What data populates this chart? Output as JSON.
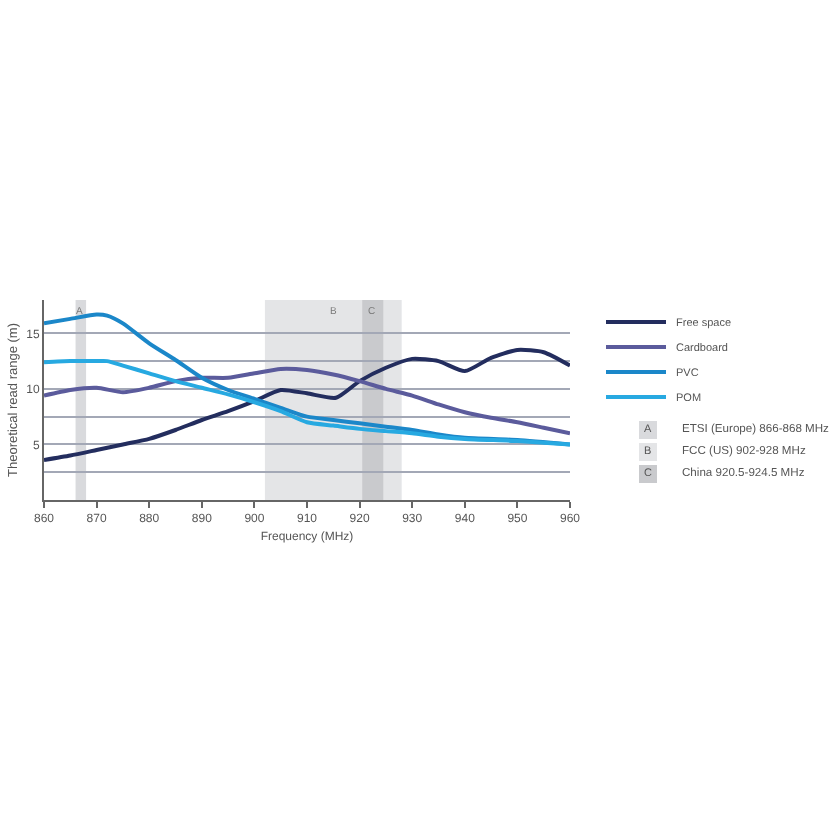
{
  "chart_data": {
    "type": "line",
    "xlabel": "Frequency (MHz)",
    "ylabel": "Theoretical read range (m)",
    "xlim": [
      860,
      960
    ],
    "xticks": [
      860,
      870,
      880,
      890,
      900,
      910,
      920,
      930,
      940,
      950,
      960
    ],
    "ylim": [
      0,
      18
    ],
    "yticks": [
      {
        "value": 2.5,
        "label": null
      },
      5,
      {
        "value": 7.5,
        "label": null
      },
      10,
      {
        "value": 12.5,
        "label": null
      },
      15
    ],
    "grid": "y",
    "legend": "right",
    "line_style": "solid",
    "series": [
      {
        "name": "Free space",
        "color": "#232d5e",
        "x": [
          860,
          865,
          870,
          875,
          880,
          885,
          890,
          895,
          900,
          905,
          910,
          915.5,
          920,
          925,
          930,
          935,
          940,
          945,
          950,
          955,
          960
        ],
        "values": [
          3.6,
          4.0,
          4.5,
          5.0,
          5.5,
          6.3,
          7.2,
          8.0,
          8.9,
          9.9,
          9.6,
          9.2,
          10.7,
          11.9,
          12.7,
          12.5,
          11.6,
          12.8,
          13.5,
          13.3,
          12.1
        ]
      },
      {
        "name": "Cardboard",
        "color": "#5b5b9c",
        "x": [
          860,
          865,
          870,
          875,
          880,
          885,
          890,
          895,
          900,
          905,
          910,
          915,
          920,
          925,
          930,
          935,
          940,
          945,
          950,
          955,
          960
        ],
        "values": [
          9.4,
          9.9,
          10.1,
          9.7,
          10.1,
          10.7,
          11.0,
          11.0,
          11.4,
          11.8,
          11.7,
          11.3,
          10.7,
          10.0,
          9.4,
          8.6,
          7.9,
          7.4,
          7.0,
          6.5,
          6.0
        ]
      },
      {
        "name": "PVC",
        "color": "#1b87c9",
        "x": [
          860,
          865,
          870,
          872,
          875,
          880,
          885,
          890,
          895,
          900,
          905,
          910,
          915,
          920,
          925,
          930,
          935,
          940,
          950,
          960
        ],
        "values": [
          15.9,
          16.3,
          16.7,
          16.6,
          15.9,
          14.1,
          12.6,
          11.0,
          9.9,
          9.1,
          8.3,
          7.5,
          7.2,
          6.9,
          6.6,
          6.3,
          5.9,
          5.6,
          5.4,
          5.0
        ]
      },
      {
        "name": "POM",
        "color": "#27a9e1",
        "x": [
          860,
          865,
          870,
          872,
          875,
          880,
          885,
          890,
          895,
          900,
          905,
          910,
          915,
          920,
          925,
          930,
          935,
          940,
          950,
          960
        ],
        "values": [
          12.4,
          12.5,
          12.5,
          12.5,
          12.1,
          11.4,
          10.7,
          10.1,
          9.5,
          8.8,
          8.0,
          7.0,
          6.7,
          6.4,
          6.2,
          6.0,
          5.7,
          5.5,
          5.3,
          5.0
        ]
      }
    ],
    "bands": [
      {
        "axis": "x",
        "from": 866,
        "to": 868,
        "label": "A",
        "color": "#d9dadd"
      },
      {
        "axis": "x",
        "from": 902,
        "to": 928,
        "label": "B",
        "color": "#e4e5e7"
      },
      {
        "axis": "x",
        "from": 920.5,
        "to": 924.5,
        "label": "C",
        "color": "#c9cacd"
      }
    ],
    "annotations": [
      "ETSI (Europe) 866-868 MHz",
      "FCC (US) 902-928 MHz",
      "China 920.5-924.5 MHz"
    ]
  }
}
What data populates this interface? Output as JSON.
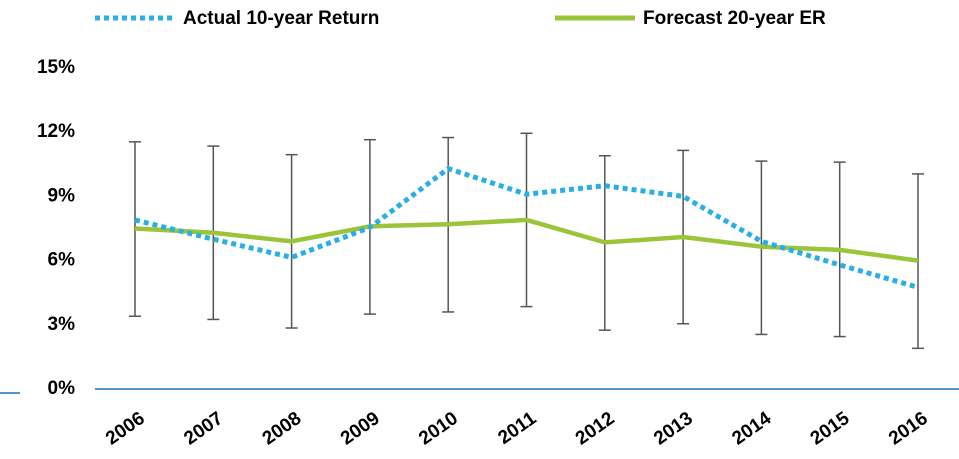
{
  "chart_data": {
    "type": "line",
    "categories": [
      "2006",
      "2007",
      "2008",
      "2009",
      "2010",
      "2011",
      "2012",
      "2013",
      "2014",
      "2015",
      "2016"
    ],
    "series": [
      {
        "name": "Actual 10-year Return",
        "color": "#29aee6",
        "style": "dotted",
        "values": [
          7.9,
          7.0,
          6.15,
          7.55,
          10.3,
          9.1,
          9.5,
          9.0,
          6.9,
          5.8,
          4.75
        ]
      },
      {
        "name": "Forecast 20-year ER",
        "color": "#9bc43b",
        "style": "solid",
        "values": [
          7.5,
          7.3,
          6.9,
          7.6,
          7.7,
          7.9,
          6.85,
          7.1,
          6.65,
          6.5,
          6.0
        ],
        "range_low": [
          3.4,
          3.25,
          2.85,
          3.5,
          3.6,
          3.85,
          2.75,
          3.05,
          2.55,
          2.45,
          1.9
        ],
        "range_high": [
          11.55,
          11.35,
          10.95,
          11.65,
          11.75,
          11.95,
          10.9,
          11.15,
          10.65,
          10.6,
          10.05
        ],
        "range_color": "#555555"
      }
    ],
    "ylim": [
      0,
      15
    ],
    "yticks": [
      {
        "value": 0,
        "label": "0%"
      },
      {
        "value": 3,
        "label": "3%"
      },
      {
        "value": 6,
        "label": "6%"
      },
      {
        "value": 9,
        "label": "9%"
      },
      {
        "value": 12,
        "label": "12%"
      },
      {
        "value": 15,
        "label": "15%"
      }
    ],
    "grid": false,
    "legend": "top",
    "axis_color": "#1f6fb0"
  }
}
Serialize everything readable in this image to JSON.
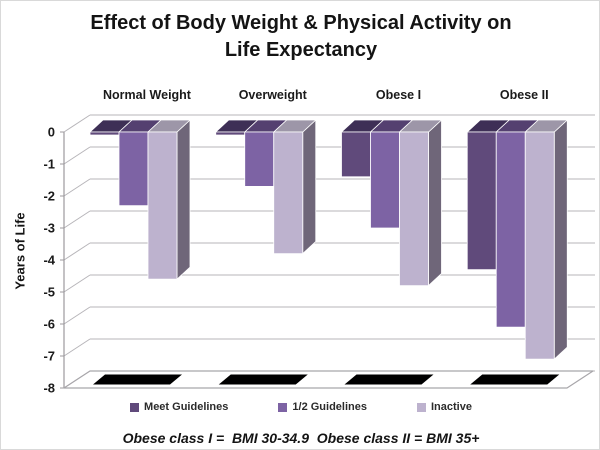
{
  "page": {
    "title_line1": "Effect of Body Weight & Physical Activity on",
    "title_line2": "Life Expectancy",
    "footnote": "Obese class I =  BMI 30-34.9  Obese class II = BMI 35+"
  },
  "chart_data": {
    "type": "bar",
    "style": "3d-column-negative",
    "title": "Effect of Body Weight & Physical Activity on Life Expectancy",
    "ylabel": "Years of Life",
    "ylim": [
      -8,
      0
    ],
    "yticks": [
      0,
      -1,
      -2,
      -3,
      -4,
      -5,
      -6,
      -7,
      -8
    ],
    "grid": true,
    "legend_position": "bottom",
    "categories": [
      "Normal Weight",
      "Overweight",
      "Obese I",
      "Obese II"
    ],
    "series": [
      {
        "name": "Meet Guidelines",
        "color": "#604a7b",
        "top_color": "#3e2f56",
        "side_color": "#4b3a62",
        "values": [
          0,
          0,
          -1.4,
          -4.3
        ]
      },
      {
        "name": "1/2 Guidelines",
        "color": "#7d63a4",
        "top_color": "#544070",
        "side_color": "#645084",
        "values": [
          -2.3,
          -1.7,
          -3.0,
          -6.1
        ]
      },
      {
        "name": "Inactive",
        "color": "#bdb2ce",
        "top_color": "#9d96a8",
        "side_color": "#6f6679",
        "values": [
          -4.6,
          -3.8,
          -4.8,
          -7.1
        ]
      }
    ],
    "floor_marker_color": "#000000",
    "grid_color": "#b7b5b9",
    "axis_color": "#9c9a9e",
    "tick_label_color": "#1a1a1a",
    "category_label_color": "#1a1a1a"
  }
}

AIM OF THE EXERCISE:
Return each line exactly as written. Any picture gets left out.

FULL ANSWER:
What data populates this chart? Output as JSON.
{
  "chart_data": {
    "type": "line",
    "xlabel": "Frequency (MHz)",
    "ylabel": "Theoretical read range (m)",
    "xlim": [
      860,
      960
    ],
    "xticks": [
      860,
      870,
      880,
      890,
      900,
      910,
      920,
      930,
      940,
      950,
      960
    ],
    "ylim": [
      0,
      18
    ],
    "yticks": [
      {
        "value": 2.5,
        "label": null
      },
      5,
      {
        "value": 7.5,
        "label": null
      },
      10,
      {
        "value": 12.5,
        "label": null
      },
      15
    ],
    "grid": "y",
    "legend": "right",
    "line_style": "solid",
    "series": [
      {
        "name": "Free space",
        "color": "#232d5e",
        "x": [
          860,
          865,
          870,
          875,
          880,
          885,
          890,
          895,
          900,
          905,
          910,
          915.5,
          920,
          925,
          930,
          935,
          940,
          945,
          950,
          955,
          960
        ],
        "values": [
          3.6,
          4.0,
          4.5,
          5.0,
          5.5,
          6.3,
          7.2,
          8.0,
          8.9,
          9.9,
          9.6,
          9.2,
          10.7,
          11.9,
          12.7,
          12.5,
          11.6,
          12.8,
          13.5,
          13.3,
          12.1
        ]
      },
      {
        "name": "Cardboard",
        "color": "#5b5b9c",
        "x": [
          860,
          865,
          870,
          875,
          880,
          885,
          890,
          895,
          900,
          905,
          910,
          915,
          920,
          925,
          930,
          935,
          940,
          945,
          950,
          955,
          960
        ],
        "values": [
          9.4,
          9.9,
          10.1,
          9.7,
          10.1,
          10.7,
          11.0,
          11.0,
          11.4,
          11.8,
          11.7,
          11.3,
          10.7,
          10.0,
          9.4,
          8.6,
          7.9,
          7.4,
          7.0,
          6.5,
          6.0
        ]
      },
      {
        "name": "PVC",
        "color": "#1b87c9",
        "x": [
          860,
          865,
          870,
          872,
          875,
          880,
          885,
          890,
          895,
          900,
          905,
          910,
          915,
          920,
          925,
          930,
          935,
          940,
          950,
          960
        ],
        "values": [
          15.9,
          16.3,
          16.7,
          16.6,
          15.9,
          14.1,
          12.6,
          11.0,
          9.9,
          9.1,
          8.3,
          7.5,
          7.2,
          6.9,
          6.6,
          6.3,
          5.9,
          5.6,
          5.4,
          5.0
        ]
      },
      {
        "name": "POM",
        "color": "#27a9e1",
        "x": [
          860,
          865,
          870,
          872,
          875,
          880,
          885,
          890,
          895,
          900,
          905,
          910,
          915,
          920,
          925,
          930,
          935,
          940,
          950,
          960
        ],
        "values": [
          12.4,
          12.5,
          12.5,
          12.5,
          12.1,
          11.4,
          10.7,
          10.1,
          9.5,
          8.8,
          8.0,
          7.0,
          6.7,
          6.4,
          6.2,
          6.0,
          5.7,
          5.5,
          5.3,
          5.0
        ]
      }
    ],
    "bands": [
      {
        "axis": "x",
        "from": 866,
        "to": 868,
        "label": "A",
        "color": "#d9dadd"
      },
      {
        "axis": "x",
        "from": 902,
        "to": 928,
        "label": "B",
        "color": "#e4e5e7"
      },
      {
        "axis": "x",
        "from": 920.5,
        "to": 924.5,
        "label": "C",
        "color": "#c9cacd"
      }
    ],
    "annotations": [
      "ETSI (Europe) 866-868 MHz",
      "FCC (US) 902-928 MHz",
      "China 920.5-924.5 MHz"
    ]
  }
}
What data populates this interface? Output as JSON.
{
  "chart_data": {
    "type": "line",
    "categories": [
      "2006",
      "2007",
      "2008",
      "2009",
      "2010",
      "2011",
      "2012",
      "2013",
      "2014",
      "2015",
      "2016"
    ],
    "series": [
      {
        "name": "Actual 10-year Return",
        "color": "#29aee6",
        "style": "dotted",
        "values": [
          7.9,
          7.0,
          6.15,
          7.55,
          10.3,
          9.1,
          9.5,
          9.0,
          6.9,
          5.8,
          4.75
        ]
      },
      {
        "name": "Forecast 20-year ER",
        "color": "#9bc43b",
        "style": "solid",
        "values": [
          7.5,
          7.3,
          6.9,
          7.6,
          7.7,
          7.9,
          6.85,
          7.1,
          6.65,
          6.5,
          6.0
        ],
        "range_low": [
          3.4,
          3.25,
          2.85,
          3.5,
          3.6,
          3.85,
          2.75,
          3.05,
          2.55,
          2.45,
          1.9
        ],
        "range_high": [
          11.55,
          11.35,
          10.95,
          11.65,
          11.75,
          11.95,
          10.9,
          11.15,
          10.65,
          10.6,
          10.05
        ],
        "range_color": "#555555"
      }
    ],
    "ylim": [
      0,
      15
    ],
    "yticks": [
      {
        "value": 0,
        "label": "0%"
      },
      {
        "value": 3,
        "label": "3%"
      },
      {
        "value": 6,
        "label": "6%"
      },
      {
        "value": 9,
        "label": "9%"
      },
      {
        "value": 12,
        "label": "12%"
      },
      {
        "value": 15,
        "label": "15%"
      }
    ],
    "grid": false,
    "legend": "top",
    "axis_color": "#1f6fb0"
  }
}
Serialize everything readable in this image to JSON.
{
  "page": {
    "title_line1": "Effect of Body Weight & Physical Activity on",
    "title_line2": "Life Expectancy",
    "footnote": "Obese class I =  BMI 30-34.9  Obese class II = BMI 35+"
  },
  "chart_data": {
    "type": "bar",
    "style": "3d-column-negative",
    "title": "Effect of Body Weight & Physical Activity on Life Expectancy",
    "ylabel": "Years of Life",
    "ylim": [
      -8,
      0
    ],
    "yticks": [
      0,
      -1,
      -2,
      -3,
      -4,
      -5,
      -6,
      -7,
      -8
    ],
    "grid": true,
    "legend_position": "bottom",
    "categories": [
      "Normal Weight",
      "Overweight",
      "Obese I",
      "Obese II"
    ],
    "series": [
      {
        "name": "Meet Guidelines",
        "color": "#604a7b",
        "top_color": "#3e2f56",
        "side_color": "#4b3a62",
        "values": [
          0,
          0,
          -1.4,
          -4.3
        ]
      },
      {
        "name": "1/2 Guidelines",
        "color": "#7d63a4",
        "top_color": "#544070",
        "side_color": "#645084",
        "values": [
          -2.3,
          -1.7,
          -3.0,
          -6.1
        ]
      },
      {
        "name": "Inactive",
        "color": "#bdb2ce",
        "top_color": "#9d96a8",
        "side_color": "#6f6679",
        "values": [
          -4.6,
          -3.8,
          -4.8,
          -7.1
        ]
      }
    ],
    "floor_marker_color": "#000000",
    "grid_color": "#b7b5b9",
    "axis_color": "#9c9a9e",
    "tick_label_color": "#1a1a1a",
    "category_label_color": "#1a1a1a"
  }
}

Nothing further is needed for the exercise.